> _EXERCISE PROMPT_
Using the entries that follow, collect the lines where the word "qualified" appears.

> _DATA ROWS_
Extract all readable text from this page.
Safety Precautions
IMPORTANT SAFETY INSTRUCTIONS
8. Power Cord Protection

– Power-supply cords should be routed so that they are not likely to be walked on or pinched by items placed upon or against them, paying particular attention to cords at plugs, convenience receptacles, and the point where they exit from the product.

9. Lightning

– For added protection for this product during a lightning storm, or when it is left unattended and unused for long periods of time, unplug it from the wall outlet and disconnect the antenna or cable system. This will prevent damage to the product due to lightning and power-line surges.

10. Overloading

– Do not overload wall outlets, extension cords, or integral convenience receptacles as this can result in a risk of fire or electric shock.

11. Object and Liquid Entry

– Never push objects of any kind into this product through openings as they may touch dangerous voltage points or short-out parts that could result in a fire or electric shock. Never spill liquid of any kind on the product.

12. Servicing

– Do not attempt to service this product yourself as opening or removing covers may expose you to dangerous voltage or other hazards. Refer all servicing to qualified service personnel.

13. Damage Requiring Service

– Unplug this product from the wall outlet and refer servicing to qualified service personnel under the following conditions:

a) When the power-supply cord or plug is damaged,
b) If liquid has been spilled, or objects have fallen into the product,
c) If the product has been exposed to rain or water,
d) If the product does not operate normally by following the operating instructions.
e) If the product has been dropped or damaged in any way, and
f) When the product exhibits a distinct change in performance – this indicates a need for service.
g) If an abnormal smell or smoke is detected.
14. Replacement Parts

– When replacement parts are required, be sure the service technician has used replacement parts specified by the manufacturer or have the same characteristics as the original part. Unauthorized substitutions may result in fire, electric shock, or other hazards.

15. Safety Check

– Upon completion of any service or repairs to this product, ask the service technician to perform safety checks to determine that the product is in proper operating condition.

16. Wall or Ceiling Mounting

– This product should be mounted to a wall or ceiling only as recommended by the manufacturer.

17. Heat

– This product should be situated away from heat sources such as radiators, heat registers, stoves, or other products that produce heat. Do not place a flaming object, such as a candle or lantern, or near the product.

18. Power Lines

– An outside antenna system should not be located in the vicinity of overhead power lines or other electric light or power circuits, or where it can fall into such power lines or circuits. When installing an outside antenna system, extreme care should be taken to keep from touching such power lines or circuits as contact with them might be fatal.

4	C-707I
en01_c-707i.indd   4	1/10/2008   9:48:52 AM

> _RESPONSE BELOW_
– Do not attempt to service this product yourself as opening or removing covers may expose you to dangerous voltage or other hazards. Refer all servicing to qualified service personnel.
– Unplug this product from the wall outlet and refer servicing to qualified service personnel under the following conditions:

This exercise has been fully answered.